Stored data entries
+++

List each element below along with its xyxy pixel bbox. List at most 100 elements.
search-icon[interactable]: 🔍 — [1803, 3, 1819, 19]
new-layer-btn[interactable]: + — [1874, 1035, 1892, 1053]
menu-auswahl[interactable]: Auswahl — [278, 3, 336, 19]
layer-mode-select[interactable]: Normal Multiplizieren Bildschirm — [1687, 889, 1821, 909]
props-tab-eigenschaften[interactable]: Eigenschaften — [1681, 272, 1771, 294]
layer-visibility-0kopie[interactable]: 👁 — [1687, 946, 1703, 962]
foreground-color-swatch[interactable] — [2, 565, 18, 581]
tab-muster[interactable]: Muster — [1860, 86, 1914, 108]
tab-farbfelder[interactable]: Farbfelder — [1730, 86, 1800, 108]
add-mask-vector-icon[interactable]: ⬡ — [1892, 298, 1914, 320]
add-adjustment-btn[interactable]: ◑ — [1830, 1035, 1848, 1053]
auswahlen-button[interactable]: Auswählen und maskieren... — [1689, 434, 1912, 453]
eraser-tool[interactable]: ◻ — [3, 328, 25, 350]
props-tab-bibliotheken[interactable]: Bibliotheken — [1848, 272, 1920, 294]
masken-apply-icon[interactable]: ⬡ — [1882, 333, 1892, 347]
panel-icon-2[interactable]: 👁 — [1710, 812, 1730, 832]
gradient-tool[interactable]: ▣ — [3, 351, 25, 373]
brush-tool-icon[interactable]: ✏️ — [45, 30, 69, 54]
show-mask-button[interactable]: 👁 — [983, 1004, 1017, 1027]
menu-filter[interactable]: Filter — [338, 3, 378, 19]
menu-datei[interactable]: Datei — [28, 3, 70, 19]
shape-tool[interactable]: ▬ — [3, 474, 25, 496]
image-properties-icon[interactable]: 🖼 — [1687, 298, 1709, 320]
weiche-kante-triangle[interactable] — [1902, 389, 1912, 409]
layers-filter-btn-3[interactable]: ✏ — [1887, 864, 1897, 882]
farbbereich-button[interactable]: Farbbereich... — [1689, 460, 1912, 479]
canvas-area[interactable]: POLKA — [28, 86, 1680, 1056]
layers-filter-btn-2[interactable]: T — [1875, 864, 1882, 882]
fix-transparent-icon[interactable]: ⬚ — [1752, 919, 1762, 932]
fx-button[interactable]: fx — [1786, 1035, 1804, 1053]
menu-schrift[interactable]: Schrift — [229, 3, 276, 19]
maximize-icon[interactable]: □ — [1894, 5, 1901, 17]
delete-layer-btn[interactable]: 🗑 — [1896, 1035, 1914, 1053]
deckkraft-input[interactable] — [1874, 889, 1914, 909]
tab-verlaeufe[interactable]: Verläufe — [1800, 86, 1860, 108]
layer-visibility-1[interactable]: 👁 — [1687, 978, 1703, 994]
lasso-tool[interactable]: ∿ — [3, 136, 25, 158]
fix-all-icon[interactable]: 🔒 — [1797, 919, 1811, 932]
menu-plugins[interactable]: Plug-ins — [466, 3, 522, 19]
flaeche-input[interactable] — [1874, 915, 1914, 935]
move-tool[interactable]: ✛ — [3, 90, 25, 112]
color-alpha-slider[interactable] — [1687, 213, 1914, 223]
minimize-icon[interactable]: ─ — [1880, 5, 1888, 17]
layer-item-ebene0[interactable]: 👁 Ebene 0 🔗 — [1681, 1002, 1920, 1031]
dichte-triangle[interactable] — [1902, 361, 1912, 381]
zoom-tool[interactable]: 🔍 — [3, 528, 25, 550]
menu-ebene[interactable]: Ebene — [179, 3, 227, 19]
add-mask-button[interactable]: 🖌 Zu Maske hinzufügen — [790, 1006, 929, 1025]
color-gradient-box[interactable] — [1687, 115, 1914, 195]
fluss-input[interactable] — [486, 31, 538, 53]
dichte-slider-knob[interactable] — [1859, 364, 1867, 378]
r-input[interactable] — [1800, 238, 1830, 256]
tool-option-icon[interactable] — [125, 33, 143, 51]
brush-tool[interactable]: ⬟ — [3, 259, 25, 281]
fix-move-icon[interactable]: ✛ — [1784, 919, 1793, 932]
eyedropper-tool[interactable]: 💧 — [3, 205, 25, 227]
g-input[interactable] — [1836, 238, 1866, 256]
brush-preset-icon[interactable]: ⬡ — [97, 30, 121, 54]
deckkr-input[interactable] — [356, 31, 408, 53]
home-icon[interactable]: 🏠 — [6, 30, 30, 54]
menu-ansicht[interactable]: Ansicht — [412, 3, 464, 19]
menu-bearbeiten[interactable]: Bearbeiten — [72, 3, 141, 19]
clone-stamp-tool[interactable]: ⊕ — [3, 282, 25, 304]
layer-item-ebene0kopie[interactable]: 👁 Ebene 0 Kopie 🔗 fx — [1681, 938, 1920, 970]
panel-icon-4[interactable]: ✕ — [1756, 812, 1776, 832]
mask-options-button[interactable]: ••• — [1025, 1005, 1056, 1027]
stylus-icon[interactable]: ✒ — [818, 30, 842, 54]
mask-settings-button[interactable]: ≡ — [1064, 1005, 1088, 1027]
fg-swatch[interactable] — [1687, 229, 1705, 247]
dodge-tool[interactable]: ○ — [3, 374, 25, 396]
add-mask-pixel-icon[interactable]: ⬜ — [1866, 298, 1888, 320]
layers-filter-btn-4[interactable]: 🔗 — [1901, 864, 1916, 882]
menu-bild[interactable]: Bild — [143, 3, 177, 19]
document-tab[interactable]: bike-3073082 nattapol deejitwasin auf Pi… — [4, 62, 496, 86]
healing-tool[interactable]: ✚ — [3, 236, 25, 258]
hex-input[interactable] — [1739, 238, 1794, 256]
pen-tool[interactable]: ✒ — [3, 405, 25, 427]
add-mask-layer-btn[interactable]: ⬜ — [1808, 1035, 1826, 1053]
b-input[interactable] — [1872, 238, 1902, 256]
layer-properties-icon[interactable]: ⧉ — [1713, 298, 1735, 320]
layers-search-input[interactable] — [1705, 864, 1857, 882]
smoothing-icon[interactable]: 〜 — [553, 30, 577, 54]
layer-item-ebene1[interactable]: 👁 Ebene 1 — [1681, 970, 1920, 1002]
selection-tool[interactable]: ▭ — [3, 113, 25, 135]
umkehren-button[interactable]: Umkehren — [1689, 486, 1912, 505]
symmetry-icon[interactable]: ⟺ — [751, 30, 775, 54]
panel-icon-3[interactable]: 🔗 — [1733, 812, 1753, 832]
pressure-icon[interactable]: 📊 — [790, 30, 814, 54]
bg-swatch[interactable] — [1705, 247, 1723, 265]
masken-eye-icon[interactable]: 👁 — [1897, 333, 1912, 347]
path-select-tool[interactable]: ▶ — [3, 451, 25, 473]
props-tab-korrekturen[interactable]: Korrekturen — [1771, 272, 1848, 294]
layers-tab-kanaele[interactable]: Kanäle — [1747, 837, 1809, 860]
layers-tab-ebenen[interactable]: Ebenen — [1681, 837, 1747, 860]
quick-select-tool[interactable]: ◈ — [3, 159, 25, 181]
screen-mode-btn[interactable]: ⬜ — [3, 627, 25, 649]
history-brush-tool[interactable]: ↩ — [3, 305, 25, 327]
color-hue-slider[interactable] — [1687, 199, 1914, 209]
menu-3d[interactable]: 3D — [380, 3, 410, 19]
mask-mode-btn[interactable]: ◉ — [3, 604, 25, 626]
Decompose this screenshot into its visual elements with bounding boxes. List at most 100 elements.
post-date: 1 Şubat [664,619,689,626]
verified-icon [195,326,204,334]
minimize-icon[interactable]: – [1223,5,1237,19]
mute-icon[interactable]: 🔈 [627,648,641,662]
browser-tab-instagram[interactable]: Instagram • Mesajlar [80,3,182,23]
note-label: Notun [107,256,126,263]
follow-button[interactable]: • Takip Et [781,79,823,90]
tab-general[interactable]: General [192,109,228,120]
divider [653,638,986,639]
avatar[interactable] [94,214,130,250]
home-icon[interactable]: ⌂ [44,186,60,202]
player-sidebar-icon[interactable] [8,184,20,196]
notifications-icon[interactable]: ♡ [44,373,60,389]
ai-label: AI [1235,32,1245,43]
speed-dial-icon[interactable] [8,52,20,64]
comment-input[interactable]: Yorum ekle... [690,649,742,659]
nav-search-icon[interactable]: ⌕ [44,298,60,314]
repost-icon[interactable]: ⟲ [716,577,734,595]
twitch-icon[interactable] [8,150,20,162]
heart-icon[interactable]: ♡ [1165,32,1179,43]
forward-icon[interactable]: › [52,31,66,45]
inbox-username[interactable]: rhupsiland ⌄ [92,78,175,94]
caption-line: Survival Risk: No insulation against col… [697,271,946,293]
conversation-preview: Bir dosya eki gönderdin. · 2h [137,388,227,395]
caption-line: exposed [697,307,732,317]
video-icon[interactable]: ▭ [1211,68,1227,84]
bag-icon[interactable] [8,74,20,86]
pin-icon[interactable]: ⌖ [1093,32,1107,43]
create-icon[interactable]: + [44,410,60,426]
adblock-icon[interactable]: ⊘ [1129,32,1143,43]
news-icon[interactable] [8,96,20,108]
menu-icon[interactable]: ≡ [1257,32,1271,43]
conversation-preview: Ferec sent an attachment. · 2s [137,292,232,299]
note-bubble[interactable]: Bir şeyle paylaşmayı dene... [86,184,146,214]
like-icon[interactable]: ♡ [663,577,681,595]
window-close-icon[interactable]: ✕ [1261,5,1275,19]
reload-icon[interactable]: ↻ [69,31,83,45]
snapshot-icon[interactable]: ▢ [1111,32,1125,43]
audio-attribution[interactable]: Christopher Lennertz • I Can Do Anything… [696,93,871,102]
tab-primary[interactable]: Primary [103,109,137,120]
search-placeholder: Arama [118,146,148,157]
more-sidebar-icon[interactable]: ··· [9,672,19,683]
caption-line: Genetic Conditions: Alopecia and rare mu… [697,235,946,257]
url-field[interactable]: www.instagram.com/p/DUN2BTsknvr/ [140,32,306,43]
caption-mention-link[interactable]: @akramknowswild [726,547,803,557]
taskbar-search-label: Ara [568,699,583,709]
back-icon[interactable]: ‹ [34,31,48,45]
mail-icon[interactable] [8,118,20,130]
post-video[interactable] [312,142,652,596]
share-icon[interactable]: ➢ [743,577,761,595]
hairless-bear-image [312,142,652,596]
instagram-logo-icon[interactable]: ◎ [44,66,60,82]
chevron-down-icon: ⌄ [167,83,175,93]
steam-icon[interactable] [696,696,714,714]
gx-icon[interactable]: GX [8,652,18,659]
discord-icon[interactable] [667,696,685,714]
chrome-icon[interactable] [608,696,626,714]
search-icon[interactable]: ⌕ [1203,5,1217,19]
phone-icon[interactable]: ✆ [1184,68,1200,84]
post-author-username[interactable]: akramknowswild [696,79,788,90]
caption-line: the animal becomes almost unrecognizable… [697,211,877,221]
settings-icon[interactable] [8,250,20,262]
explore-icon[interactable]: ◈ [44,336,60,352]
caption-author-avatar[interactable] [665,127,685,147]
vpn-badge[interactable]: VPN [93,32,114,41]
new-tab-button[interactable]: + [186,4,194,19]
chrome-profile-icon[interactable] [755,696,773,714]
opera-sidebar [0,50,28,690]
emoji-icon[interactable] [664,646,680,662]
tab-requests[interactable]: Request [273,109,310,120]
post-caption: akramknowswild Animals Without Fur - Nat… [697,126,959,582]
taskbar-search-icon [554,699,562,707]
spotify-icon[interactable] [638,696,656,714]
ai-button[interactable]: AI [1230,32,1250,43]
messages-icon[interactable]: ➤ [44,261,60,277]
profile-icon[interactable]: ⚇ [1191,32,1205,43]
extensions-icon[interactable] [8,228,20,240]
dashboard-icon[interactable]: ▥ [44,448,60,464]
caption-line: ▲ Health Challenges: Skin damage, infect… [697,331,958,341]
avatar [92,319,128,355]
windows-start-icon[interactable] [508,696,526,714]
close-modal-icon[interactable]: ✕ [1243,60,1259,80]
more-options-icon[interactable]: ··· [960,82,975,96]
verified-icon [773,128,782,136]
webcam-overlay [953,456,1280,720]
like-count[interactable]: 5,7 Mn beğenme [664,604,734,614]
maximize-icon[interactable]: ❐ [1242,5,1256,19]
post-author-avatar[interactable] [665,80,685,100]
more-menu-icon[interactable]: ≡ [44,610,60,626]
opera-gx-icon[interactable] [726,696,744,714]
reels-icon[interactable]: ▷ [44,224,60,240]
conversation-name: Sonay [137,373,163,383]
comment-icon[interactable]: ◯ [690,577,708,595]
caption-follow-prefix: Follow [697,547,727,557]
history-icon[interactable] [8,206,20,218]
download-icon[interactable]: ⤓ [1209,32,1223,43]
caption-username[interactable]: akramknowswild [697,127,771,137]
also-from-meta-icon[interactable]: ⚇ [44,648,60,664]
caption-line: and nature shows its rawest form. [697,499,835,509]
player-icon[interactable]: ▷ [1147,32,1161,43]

+++

* Set problem
Starting at the first line of the entries and ending at the first line containing "maximize-icon[interactable]: □ —", rewrite them with "canvas-area" replaced by "drawing-canvas" and everything else unchanged.

* Solved exercise
List each element below along with its xyxy pixel bbox. List at most 100 elements.
search-icon[interactable]: 🔍 — [1803, 3, 1819, 19]
new-layer-btn[interactable]: + — [1874, 1035, 1892, 1053]
menu-auswahl[interactable]: Auswahl — [278, 3, 336, 19]
layer-mode-select[interactable]: Normal Multiplizieren Bildschirm — [1687, 889, 1821, 909]
props-tab-eigenschaften[interactable]: Eigenschaften — [1681, 272, 1771, 294]
layer-visibility-0kopie[interactable]: 👁 — [1687, 946, 1703, 962]
foreground-color-swatch[interactable] — [2, 565, 18, 581]
tab-muster[interactable]: Muster — [1860, 86, 1914, 108]
tab-farbfelder[interactable]: Farbfelder — [1730, 86, 1800, 108]
add-mask-vector-icon[interactable]: ⬡ — [1892, 298, 1914, 320]
add-adjustment-btn[interactable]: ◑ — [1830, 1035, 1848, 1053]
auswahlen-button[interactable]: Auswählen und maskieren... — [1689, 434, 1912, 453]
eraser-tool[interactable]: ◻ — [3, 328, 25, 350]
props-tab-bibliotheken[interactable]: Bibliotheken — [1848, 272, 1920, 294]
masken-apply-icon[interactable]: ⬡ — [1882, 333, 1892, 347]
panel-icon-2[interactable]: 👁 — [1710, 812, 1730, 832]
gradient-tool[interactable]: ▣ — [3, 351, 25, 373]
brush-tool-icon[interactable]: ✏️ — [45, 30, 69, 54]
show-mask-button[interactable]: 👁 — [983, 1004, 1017, 1027]
menu-filter[interactable]: Filter — [338, 3, 378, 19]
menu-datei[interactable]: Datei — [28, 3, 70, 19]
shape-tool[interactable]: ▬ — [3, 474, 25, 496]
image-properties-icon[interactable]: 🖼 — [1687, 298, 1709, 320]
weiche-kante-triangle[interactable] — [1902, 389, 1912, 409]
layers-filter-btn-3[interactable]: ✏ — [1887, 864, 1897, 882]
farbbereich-button[interactable]: Farbbereich... — [1689, 460, 1912, 479]
drawing-canvas[interactable]: POLKA — [28, 86, 1680, 1056]
layers-filter-btn-2[interactable]: T — [1875, 864, 1882, 882]
fix-transparent-icon[interactable]: ⬚ — [1752, 919, 1762, 932]
fx-button[interactable]: fx — [1786, 1035, 1804, 1053]
menu-schrift[interactable]: Schrift — [229, 3, 276, 19]
maximize-icon[interactable]: □ — [1894, 5, 1901, 17]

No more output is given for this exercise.